» Task description
Only the lines from the one containing "What text is on this page?" through the final line of the material below should be output, exactly as they stand.

━━━━━ Data rows ━━━━━

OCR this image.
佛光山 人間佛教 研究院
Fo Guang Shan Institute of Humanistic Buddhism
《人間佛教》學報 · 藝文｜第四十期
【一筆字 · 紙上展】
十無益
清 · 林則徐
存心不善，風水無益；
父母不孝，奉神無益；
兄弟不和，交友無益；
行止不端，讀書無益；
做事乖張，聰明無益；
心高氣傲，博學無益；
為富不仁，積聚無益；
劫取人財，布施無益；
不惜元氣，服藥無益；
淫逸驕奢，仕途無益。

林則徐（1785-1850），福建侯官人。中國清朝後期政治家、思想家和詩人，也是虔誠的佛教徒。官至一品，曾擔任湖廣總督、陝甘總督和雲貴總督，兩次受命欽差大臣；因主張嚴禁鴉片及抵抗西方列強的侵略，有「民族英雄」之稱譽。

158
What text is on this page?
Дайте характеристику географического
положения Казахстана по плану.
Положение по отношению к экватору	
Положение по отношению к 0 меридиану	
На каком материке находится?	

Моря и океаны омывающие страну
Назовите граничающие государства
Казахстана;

━━━━━

» Reply to the exercise
What text is on this page?
Дайте характеристику географического
положения Казахстана по плану.
Положение по отношению к экватору	
Положение по отношению к 0 меридиану	
На каком материке находится?	

Моря и океаны омывающие страну
Назовите граничающие государства
Казахстана;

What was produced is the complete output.